::: Dataset records
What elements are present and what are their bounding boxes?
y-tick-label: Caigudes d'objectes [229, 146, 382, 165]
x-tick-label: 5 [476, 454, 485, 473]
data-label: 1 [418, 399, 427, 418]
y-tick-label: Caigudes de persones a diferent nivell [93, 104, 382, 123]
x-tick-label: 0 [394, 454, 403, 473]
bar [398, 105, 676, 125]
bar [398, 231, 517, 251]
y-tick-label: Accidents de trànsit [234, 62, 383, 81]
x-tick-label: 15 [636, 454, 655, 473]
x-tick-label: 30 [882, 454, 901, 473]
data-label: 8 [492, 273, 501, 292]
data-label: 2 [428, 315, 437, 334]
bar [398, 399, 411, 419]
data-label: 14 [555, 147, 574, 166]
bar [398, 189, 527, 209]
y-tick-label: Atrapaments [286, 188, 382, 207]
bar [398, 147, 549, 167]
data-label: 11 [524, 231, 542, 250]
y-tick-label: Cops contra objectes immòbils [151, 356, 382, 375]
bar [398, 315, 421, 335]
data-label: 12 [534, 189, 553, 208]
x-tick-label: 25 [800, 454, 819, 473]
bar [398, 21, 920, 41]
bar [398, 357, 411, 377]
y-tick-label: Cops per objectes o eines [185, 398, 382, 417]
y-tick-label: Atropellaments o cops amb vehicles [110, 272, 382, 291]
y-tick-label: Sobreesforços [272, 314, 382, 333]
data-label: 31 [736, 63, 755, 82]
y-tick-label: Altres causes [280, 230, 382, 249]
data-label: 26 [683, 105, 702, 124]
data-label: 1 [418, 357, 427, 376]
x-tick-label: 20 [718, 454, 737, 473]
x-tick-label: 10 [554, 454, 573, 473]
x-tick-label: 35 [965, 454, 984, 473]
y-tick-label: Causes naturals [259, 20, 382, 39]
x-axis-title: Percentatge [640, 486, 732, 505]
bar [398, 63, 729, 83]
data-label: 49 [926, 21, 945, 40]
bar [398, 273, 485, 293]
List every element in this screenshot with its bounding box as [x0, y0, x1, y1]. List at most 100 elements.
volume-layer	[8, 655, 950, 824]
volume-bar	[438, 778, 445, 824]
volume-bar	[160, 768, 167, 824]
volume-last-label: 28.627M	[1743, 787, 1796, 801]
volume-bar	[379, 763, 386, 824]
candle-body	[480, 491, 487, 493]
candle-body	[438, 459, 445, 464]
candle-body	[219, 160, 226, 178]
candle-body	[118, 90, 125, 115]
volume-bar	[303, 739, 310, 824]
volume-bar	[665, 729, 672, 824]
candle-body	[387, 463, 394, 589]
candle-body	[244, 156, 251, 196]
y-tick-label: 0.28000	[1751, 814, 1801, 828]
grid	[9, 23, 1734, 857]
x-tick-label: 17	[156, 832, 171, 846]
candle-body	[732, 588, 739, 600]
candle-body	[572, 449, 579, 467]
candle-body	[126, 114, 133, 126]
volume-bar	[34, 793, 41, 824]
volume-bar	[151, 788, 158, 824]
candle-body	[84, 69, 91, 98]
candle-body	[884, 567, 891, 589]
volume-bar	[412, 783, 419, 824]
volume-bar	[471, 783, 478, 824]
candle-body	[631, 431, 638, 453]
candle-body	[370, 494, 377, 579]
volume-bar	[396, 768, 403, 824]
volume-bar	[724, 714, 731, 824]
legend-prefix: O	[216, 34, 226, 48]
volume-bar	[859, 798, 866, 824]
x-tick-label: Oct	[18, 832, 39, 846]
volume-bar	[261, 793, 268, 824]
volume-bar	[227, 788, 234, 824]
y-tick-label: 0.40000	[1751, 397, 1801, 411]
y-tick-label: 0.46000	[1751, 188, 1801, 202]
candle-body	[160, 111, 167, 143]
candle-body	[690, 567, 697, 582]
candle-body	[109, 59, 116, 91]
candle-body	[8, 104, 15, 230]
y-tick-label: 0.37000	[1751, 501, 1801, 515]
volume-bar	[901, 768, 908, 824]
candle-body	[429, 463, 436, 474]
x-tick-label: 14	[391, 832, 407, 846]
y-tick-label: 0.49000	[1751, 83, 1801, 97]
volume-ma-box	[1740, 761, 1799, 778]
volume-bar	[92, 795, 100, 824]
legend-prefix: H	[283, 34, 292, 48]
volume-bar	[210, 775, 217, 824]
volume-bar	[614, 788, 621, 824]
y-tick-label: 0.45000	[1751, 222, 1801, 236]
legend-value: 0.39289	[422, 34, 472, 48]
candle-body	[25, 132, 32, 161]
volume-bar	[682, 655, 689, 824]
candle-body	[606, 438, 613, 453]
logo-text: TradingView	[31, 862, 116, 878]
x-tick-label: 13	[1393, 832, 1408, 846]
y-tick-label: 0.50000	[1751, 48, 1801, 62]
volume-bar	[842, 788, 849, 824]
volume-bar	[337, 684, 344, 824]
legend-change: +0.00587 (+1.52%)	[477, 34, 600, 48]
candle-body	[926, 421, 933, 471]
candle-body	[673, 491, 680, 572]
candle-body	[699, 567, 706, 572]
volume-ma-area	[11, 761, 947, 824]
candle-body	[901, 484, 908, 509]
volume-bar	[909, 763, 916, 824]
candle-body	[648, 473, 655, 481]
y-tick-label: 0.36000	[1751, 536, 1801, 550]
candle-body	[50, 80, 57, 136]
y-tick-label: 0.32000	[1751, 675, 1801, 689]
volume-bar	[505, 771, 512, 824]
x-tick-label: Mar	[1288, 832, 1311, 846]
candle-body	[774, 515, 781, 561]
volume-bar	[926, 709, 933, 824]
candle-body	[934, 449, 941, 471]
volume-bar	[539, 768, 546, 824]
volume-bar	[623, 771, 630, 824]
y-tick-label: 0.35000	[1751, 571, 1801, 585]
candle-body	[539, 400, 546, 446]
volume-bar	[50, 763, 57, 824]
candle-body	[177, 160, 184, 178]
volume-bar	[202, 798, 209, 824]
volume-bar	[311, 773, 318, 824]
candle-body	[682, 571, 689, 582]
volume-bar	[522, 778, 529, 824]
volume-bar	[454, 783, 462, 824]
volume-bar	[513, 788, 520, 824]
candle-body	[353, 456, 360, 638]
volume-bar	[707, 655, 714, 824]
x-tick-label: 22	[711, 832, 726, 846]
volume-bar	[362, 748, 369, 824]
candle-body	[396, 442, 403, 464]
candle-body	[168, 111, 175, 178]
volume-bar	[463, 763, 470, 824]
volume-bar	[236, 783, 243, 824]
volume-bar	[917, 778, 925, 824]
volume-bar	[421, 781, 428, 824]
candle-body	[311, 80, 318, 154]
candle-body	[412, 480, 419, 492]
::::::
## [Do this]
Convert the records into a numbered list, beginning with the first line and going on through the line with "bar [398, 189, 527, 209]", both included, and omit any blank lines.

## [Solution to this task]
1. What elements are present and what are their bounding boxes?
2. y-tick-label: Caigudes d'objectes [229, 146, 382, 165]
3. x-tick-label: 5 [476, 454, 485, 473]
4. data-label: 1 [418, 399, 427, 418]
5. y-tick-label: Caigudes de persones a diferent nivell [93, 104, 382, 123]
6. x-tick-label: 0 [394, 454, 403, 473]
7. bar [398, 105, 676, 125]
8. bar [398, 231, 517, 251]
9. y-tick-label: Accidents de trànsit [234, 62, 383, 81]
10. x-tick-label: 15 [636, 454, 655, 473]
11. x-tick-label: 30 [882, 454, 901, 473]
12. data-label: 8 [492, 273, 501, 292]
13. data-label: 2 [428, 315, 437, 334]
14. bar [398, 399, 411, 419]
15. data-label: 14 [555, 147, 574, 166]
16. bar [398, 189, 527, 209]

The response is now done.